Source data
Start

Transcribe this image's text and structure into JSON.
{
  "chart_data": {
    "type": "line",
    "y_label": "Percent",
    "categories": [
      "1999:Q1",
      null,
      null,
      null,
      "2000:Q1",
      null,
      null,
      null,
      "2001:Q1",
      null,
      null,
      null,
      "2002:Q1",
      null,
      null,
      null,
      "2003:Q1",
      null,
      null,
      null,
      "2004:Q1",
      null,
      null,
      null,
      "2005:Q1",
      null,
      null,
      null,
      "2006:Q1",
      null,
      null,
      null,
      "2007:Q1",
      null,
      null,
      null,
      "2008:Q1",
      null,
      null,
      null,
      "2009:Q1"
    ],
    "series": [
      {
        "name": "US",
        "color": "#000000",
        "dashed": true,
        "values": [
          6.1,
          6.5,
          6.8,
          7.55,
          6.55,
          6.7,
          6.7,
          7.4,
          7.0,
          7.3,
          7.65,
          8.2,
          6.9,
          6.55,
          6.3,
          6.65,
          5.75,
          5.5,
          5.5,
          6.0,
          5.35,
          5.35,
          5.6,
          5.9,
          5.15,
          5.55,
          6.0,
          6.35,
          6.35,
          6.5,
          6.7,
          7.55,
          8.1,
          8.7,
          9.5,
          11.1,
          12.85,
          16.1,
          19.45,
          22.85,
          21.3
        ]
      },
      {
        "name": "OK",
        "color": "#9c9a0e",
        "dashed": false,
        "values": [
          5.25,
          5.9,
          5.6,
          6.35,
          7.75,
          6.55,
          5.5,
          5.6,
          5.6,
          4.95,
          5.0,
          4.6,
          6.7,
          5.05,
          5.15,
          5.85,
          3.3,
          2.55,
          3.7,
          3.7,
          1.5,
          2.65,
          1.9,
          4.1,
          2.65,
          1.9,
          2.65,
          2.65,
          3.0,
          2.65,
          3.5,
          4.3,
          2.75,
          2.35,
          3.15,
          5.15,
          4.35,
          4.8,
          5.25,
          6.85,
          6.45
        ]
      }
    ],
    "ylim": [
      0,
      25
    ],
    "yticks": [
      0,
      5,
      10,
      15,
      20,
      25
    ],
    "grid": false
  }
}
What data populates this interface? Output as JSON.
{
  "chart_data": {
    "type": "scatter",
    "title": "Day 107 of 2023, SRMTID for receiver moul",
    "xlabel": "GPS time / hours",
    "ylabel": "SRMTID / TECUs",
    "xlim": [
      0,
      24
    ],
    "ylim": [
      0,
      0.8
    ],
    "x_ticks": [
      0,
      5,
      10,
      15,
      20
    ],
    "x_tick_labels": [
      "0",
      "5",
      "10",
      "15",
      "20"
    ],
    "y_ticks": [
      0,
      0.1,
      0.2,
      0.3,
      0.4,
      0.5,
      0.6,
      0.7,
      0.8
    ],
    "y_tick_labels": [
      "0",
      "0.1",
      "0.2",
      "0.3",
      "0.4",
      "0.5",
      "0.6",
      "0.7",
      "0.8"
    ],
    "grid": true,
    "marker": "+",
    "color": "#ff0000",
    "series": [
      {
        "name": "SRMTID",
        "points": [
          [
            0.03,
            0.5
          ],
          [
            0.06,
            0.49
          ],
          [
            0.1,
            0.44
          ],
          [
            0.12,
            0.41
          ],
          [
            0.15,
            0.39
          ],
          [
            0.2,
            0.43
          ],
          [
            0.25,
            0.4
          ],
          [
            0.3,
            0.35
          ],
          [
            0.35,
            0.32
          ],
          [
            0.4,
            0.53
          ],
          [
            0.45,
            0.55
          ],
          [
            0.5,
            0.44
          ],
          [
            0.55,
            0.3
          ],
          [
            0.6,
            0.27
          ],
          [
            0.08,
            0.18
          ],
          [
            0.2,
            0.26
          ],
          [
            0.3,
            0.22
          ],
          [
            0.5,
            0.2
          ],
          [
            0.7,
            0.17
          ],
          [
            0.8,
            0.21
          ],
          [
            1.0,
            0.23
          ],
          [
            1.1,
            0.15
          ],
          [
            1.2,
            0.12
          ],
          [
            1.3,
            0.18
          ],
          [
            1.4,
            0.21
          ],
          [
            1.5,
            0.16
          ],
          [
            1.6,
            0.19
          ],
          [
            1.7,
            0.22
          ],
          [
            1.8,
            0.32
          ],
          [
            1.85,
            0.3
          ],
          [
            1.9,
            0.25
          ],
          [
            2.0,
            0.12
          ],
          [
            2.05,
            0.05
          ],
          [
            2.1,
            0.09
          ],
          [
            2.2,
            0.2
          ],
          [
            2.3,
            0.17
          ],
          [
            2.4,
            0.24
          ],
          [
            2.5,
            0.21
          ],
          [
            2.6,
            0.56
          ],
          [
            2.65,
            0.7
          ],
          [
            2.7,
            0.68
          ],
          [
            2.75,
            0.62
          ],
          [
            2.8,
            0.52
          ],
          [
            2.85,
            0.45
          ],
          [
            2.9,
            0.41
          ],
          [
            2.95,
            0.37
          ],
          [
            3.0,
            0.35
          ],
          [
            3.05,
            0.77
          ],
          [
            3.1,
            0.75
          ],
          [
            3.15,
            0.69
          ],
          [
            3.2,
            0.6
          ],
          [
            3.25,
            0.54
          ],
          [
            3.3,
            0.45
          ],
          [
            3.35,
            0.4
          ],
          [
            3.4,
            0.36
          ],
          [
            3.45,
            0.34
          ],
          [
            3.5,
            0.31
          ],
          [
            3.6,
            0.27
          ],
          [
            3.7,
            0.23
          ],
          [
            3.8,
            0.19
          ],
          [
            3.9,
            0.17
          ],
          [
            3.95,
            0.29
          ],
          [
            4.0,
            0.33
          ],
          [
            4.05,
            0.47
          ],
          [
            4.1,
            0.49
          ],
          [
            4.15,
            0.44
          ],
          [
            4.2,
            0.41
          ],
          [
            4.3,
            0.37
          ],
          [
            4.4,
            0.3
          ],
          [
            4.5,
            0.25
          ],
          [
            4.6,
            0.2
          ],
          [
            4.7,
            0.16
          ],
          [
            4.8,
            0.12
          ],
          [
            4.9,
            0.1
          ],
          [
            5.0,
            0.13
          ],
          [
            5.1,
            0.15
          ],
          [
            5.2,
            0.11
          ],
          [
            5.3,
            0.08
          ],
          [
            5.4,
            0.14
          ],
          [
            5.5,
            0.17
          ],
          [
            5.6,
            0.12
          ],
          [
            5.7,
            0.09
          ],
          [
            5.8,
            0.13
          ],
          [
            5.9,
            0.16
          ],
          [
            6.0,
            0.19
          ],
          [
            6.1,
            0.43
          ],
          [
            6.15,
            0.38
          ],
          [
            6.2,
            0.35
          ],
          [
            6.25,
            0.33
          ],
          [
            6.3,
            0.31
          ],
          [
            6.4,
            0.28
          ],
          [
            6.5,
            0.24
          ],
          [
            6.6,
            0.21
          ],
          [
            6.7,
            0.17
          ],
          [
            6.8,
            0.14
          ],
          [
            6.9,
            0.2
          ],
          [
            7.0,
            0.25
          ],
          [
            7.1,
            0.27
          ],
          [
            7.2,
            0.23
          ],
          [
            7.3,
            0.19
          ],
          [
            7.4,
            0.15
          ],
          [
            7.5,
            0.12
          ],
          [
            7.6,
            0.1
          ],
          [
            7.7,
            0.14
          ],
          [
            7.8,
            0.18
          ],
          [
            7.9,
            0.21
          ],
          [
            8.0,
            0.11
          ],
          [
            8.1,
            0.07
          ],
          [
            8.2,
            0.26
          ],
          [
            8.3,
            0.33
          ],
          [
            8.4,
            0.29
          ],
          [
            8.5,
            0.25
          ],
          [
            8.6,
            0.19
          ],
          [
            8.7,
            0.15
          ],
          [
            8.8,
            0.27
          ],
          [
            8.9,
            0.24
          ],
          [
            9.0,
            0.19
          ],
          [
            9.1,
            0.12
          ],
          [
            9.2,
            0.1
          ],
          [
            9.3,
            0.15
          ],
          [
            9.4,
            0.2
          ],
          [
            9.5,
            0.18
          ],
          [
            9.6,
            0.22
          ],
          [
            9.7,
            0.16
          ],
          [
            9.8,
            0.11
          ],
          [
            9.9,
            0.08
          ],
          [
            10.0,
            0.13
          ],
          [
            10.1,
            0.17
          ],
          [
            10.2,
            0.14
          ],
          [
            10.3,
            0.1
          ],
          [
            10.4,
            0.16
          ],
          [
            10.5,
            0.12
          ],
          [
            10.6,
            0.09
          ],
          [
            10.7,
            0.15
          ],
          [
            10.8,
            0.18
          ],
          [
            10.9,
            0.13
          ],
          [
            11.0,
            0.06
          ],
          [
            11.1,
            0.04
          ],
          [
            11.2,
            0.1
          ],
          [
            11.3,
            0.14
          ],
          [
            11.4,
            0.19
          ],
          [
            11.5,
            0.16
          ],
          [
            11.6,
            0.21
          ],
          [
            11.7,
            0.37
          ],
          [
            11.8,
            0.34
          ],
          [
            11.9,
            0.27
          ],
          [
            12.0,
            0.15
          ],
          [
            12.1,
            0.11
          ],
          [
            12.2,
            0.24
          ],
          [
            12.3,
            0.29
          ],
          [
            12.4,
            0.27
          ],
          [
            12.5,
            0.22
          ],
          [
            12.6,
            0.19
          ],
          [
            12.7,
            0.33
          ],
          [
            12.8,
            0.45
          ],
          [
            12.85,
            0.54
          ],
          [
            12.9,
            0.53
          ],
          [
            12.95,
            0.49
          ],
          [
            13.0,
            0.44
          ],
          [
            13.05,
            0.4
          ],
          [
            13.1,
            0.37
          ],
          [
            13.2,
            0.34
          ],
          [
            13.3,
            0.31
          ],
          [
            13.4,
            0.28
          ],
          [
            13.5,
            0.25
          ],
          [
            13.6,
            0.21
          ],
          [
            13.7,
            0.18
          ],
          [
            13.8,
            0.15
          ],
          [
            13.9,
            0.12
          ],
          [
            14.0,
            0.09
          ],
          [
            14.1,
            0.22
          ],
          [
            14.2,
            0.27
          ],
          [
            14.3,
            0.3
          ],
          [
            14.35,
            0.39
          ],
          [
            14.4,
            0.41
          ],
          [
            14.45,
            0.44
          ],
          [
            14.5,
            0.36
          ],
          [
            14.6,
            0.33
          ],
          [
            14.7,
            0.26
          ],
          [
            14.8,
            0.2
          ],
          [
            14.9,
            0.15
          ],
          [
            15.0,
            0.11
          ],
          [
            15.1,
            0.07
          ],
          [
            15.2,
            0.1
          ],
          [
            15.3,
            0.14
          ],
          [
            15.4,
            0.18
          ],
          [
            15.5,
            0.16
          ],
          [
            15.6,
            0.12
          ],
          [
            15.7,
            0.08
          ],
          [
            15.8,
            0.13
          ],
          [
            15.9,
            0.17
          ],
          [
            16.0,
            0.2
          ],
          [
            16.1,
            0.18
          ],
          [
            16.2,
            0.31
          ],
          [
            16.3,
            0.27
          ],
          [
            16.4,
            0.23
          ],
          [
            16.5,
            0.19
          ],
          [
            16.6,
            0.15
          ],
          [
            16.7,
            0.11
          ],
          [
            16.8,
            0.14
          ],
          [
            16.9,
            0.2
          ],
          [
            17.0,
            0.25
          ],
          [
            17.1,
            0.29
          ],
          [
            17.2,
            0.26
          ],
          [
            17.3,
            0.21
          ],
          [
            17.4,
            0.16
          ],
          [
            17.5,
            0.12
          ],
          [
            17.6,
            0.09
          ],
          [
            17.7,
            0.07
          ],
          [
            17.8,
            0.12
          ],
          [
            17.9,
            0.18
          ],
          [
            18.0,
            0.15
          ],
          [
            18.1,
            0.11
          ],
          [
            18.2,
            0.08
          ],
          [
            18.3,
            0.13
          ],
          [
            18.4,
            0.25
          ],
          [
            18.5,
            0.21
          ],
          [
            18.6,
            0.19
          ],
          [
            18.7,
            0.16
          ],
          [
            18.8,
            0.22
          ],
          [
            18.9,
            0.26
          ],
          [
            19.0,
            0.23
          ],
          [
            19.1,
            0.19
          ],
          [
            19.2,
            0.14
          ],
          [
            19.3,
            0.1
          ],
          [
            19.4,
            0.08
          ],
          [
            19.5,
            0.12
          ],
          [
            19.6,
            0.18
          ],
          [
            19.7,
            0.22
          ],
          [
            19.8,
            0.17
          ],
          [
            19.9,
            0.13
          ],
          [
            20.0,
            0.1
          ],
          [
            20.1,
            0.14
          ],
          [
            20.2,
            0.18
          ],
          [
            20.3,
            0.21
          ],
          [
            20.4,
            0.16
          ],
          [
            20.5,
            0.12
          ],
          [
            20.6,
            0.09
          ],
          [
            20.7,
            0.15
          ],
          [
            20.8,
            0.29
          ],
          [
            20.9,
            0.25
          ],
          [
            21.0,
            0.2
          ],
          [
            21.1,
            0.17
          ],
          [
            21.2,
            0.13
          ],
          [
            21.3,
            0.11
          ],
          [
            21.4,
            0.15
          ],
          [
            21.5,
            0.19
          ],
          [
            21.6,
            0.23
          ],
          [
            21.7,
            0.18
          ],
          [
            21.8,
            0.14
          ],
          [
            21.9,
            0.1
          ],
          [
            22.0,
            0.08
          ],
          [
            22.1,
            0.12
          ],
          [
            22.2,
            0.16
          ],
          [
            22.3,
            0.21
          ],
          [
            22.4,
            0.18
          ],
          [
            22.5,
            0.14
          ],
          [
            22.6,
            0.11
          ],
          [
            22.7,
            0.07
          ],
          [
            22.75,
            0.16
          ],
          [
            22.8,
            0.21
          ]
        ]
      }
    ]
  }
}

End

What you will do: Which lines above hold the word "color"? Copy each of them.

Written response:
        "color": "#000000",
        "color": "#9c9a0e",
    "color": "#ff0000",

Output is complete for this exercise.